───── The data

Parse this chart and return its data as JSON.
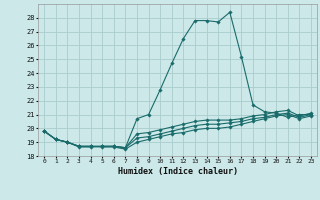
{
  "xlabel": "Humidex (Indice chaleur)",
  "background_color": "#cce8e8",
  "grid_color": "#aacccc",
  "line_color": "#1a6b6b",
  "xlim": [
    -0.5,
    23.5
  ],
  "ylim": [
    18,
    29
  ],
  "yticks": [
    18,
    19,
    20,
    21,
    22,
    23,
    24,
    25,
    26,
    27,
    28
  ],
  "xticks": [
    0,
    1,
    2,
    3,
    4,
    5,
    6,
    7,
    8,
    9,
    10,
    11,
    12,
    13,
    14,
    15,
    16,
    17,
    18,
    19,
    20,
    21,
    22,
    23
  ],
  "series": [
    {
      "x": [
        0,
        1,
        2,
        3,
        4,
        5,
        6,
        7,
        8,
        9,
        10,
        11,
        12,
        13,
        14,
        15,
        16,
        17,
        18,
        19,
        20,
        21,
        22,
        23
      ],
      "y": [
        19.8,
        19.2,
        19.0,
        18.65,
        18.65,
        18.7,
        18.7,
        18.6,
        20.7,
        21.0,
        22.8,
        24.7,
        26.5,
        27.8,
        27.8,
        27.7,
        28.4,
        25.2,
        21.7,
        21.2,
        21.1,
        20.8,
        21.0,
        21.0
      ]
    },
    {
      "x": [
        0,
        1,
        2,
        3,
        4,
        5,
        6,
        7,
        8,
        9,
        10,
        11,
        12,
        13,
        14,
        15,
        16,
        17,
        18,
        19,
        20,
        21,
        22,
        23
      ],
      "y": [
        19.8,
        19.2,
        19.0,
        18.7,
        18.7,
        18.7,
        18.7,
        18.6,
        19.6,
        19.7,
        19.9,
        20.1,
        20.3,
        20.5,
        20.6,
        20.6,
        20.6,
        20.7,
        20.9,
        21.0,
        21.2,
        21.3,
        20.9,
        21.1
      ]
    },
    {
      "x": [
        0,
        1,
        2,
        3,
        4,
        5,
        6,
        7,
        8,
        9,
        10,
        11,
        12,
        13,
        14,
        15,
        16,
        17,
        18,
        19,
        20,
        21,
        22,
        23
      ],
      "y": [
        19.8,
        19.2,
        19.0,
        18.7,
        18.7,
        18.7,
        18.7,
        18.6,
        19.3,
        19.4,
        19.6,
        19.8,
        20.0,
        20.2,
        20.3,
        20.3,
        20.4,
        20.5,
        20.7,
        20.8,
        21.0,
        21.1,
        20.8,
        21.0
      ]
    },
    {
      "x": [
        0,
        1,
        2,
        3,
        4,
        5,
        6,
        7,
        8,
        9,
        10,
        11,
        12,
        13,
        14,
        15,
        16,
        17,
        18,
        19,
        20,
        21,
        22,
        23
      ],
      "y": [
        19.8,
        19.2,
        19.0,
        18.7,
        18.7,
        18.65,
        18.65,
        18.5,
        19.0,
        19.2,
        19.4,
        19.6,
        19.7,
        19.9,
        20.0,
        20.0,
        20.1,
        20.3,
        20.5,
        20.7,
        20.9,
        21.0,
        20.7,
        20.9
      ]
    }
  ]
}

──────────
───── The data

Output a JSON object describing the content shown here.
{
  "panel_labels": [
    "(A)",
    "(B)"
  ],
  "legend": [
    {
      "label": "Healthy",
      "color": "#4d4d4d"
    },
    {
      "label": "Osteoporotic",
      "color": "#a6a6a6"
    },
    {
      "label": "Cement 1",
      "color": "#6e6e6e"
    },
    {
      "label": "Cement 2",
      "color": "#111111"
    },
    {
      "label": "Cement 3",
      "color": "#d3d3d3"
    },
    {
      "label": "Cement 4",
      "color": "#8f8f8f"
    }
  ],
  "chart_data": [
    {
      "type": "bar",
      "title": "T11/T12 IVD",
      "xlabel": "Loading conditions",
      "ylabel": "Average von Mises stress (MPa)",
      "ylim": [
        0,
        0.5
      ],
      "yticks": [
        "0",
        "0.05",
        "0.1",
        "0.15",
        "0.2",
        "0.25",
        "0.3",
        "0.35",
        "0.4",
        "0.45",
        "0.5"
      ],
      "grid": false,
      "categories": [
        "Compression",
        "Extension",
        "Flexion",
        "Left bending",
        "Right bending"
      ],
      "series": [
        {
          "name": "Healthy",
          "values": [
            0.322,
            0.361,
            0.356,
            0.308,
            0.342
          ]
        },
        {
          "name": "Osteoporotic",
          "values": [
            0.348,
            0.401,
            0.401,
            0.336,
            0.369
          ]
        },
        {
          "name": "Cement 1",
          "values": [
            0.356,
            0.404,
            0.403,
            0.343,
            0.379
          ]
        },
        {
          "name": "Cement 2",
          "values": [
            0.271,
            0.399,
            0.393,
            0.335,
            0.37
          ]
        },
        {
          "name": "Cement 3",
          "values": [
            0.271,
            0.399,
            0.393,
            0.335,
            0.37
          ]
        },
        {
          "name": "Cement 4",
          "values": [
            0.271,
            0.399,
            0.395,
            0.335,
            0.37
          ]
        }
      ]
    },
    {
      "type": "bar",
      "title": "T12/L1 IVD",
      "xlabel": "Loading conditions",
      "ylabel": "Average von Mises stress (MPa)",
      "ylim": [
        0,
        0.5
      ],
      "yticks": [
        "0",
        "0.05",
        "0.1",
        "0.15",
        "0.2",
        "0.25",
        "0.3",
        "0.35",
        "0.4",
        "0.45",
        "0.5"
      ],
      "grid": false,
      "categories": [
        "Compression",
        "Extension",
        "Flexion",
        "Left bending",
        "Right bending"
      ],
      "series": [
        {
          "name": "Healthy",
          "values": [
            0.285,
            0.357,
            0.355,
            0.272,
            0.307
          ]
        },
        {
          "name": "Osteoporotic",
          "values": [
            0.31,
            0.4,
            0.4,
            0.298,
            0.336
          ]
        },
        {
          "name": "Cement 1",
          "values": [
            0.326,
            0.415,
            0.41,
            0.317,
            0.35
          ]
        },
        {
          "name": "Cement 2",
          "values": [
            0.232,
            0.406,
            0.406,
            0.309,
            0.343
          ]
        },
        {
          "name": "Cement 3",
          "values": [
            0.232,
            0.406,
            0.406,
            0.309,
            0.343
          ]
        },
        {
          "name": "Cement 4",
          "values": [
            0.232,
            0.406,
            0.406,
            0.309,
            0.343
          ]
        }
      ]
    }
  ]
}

──────────
───── The data

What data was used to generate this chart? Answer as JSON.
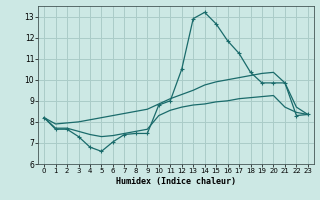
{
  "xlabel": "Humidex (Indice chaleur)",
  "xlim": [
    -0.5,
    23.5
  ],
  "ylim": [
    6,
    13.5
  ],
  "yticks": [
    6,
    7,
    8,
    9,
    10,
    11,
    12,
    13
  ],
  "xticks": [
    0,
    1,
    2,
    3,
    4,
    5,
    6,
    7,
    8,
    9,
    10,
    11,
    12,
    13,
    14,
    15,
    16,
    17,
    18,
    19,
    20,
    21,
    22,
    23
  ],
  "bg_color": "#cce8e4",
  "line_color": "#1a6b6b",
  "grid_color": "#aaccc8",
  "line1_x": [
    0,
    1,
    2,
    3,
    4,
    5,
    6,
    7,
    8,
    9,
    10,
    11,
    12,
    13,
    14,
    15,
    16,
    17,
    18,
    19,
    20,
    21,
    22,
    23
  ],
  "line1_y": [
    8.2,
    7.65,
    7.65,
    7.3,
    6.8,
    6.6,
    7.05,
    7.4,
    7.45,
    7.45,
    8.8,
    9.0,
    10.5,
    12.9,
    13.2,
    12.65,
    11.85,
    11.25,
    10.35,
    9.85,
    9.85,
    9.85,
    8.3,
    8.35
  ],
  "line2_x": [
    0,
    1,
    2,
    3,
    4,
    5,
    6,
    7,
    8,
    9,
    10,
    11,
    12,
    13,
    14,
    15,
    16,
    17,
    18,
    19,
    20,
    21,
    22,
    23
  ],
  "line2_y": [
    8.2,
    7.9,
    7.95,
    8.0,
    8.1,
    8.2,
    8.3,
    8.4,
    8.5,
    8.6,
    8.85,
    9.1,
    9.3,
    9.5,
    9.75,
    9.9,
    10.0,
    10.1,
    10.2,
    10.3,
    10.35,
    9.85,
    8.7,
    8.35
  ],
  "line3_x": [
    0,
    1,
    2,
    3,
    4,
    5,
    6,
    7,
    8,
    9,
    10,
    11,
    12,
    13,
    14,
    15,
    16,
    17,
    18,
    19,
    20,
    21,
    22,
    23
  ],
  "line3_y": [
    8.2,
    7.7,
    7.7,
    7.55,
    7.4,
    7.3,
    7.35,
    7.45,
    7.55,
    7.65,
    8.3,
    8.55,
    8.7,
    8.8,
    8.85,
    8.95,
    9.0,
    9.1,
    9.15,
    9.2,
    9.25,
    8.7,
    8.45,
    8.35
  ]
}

──────────

▶ Aim of the task
Pick out all lines containing the string "this".

▶ Task response
Parse this chart and return its data as JSON.
What data was used to generate this chart? Answer as JSON.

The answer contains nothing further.